- _TASK BRIEF_:
Below are records to repeat exactly. Omit the pictures from the copy.
───── DATA RECORDS ─────
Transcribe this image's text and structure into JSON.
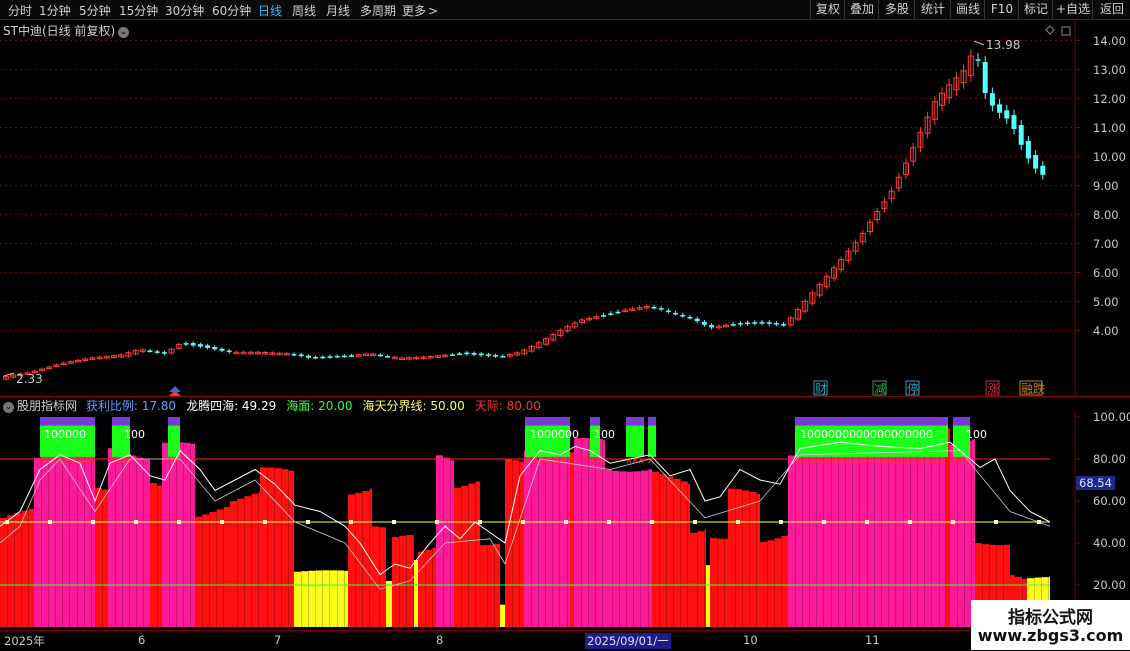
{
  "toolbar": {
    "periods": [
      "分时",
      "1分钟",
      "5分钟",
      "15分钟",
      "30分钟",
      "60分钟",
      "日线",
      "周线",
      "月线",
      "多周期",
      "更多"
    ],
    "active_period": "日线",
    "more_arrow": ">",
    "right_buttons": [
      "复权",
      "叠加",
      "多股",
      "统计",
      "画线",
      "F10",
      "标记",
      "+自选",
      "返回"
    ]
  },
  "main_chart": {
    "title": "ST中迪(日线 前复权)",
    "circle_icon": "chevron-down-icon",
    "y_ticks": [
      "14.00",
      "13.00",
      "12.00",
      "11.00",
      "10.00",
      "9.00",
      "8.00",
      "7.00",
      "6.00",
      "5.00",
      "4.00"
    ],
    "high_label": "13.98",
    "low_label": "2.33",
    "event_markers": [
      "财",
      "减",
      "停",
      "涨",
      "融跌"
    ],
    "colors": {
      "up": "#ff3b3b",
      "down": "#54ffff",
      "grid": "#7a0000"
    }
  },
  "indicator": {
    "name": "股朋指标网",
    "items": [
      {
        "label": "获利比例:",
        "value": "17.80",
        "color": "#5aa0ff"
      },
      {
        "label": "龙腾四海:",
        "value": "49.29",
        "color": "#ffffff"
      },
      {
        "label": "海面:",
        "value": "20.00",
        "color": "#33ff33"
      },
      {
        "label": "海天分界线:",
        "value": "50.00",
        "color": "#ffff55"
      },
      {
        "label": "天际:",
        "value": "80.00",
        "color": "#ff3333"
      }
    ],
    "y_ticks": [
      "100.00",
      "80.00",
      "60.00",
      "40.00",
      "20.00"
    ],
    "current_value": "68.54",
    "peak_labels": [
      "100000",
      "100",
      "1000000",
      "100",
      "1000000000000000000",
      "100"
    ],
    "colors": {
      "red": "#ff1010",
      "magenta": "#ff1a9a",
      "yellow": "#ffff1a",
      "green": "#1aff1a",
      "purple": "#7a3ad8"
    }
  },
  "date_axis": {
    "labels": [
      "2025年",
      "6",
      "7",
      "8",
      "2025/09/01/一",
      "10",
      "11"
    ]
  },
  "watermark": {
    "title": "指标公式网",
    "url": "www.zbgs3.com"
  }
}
─────
- _ANSWER TO THIS TASK_:
Transcribe this image's text and structure into JSON.
{
  "toolbar": {
    "periods": [
      "分时",
      "1分钟",
      "5分钟",
      "15分钟",
      "30分钟",
      "60分钟",
      "日线",
      "周线",
      "月线",
      "多周期",
      "更多"
    ],
    "active_period": "日线",
    "more_arrow": ">",
    "right_buttons": [
      "复权",
      "叠加",
      "多股",
      "统计",
      "画线",
      "F10",
      "标记",
      "+自选",
      "返回"
    ]
  },
  "main_chart": {
    "title": "ST中迪(日线 前复权)",
    "circle_icon": "chevron-down-icon",
    "y_ticks": [
      "14.00",
      "13.00",
      "12.00",
      "11.00",
      "10.00",
      "9.00",
      "8.00",
      "7.00",
      "6.00",
      "5.00",
      "4.00"
    ],
    "high_label": "13.98",
    "low_label": "2.33",
    "event_markers": [
      "财",
      "减",
      "停",
      "涨",
      "融跌"
    ],
    "colors": {
      "up": "#ff3b3b",
      "down": "#54ffff",
      "grid": "#7a0000"
    }
  },
  "indicator": {
    "name": "股朋指标网",
    "items": [
      {
        "label": "获利比例:",
        "value": "17.80",
        "color": "#5aa0ff"
      },
      {
        "label": "龙腾四海:",
        "value": "49.29",
        "color": "#ffffff"
      },
      {
        "label": "海面:",
        "value": "20.00",
        "color": "#33ff33"
      },
      {
        "label": "海天分界线:",
        "value": "50.00",
        "color": "#ffff55"
      },
      {
        "label": "天际:",
        "value": "80.00",
        "color": "#ff3333"
      }
    ],
    "y_ticks": [
      "100.00",
      "80.00",
      "60.00",
      "40.00",
      "20.00"
    ],
    "current_value": "68.54",
    "peak_labels": [
      "100000",
      "100",
      "1000000",
      "100",
      "1000000000000000000",
      "100"
    ],
    "colors": {
      "red": "#ff1010",
      "magenta": "#ff1a9a",
      "yellow": "#ffff1a",
      "green": "#1aff1a",
      "purple": "#7a3ad8"
    }
  },
  "date_axis": {
    "labels": [
      "2025年",
      "6",
      "7",
      "8",
      "2025/09/01/一",
      "10",
      "11"
    ]
  },
  "watermark": {
    "title": "指标公式网",
    "url": "www.zbgs3.com"
  }
}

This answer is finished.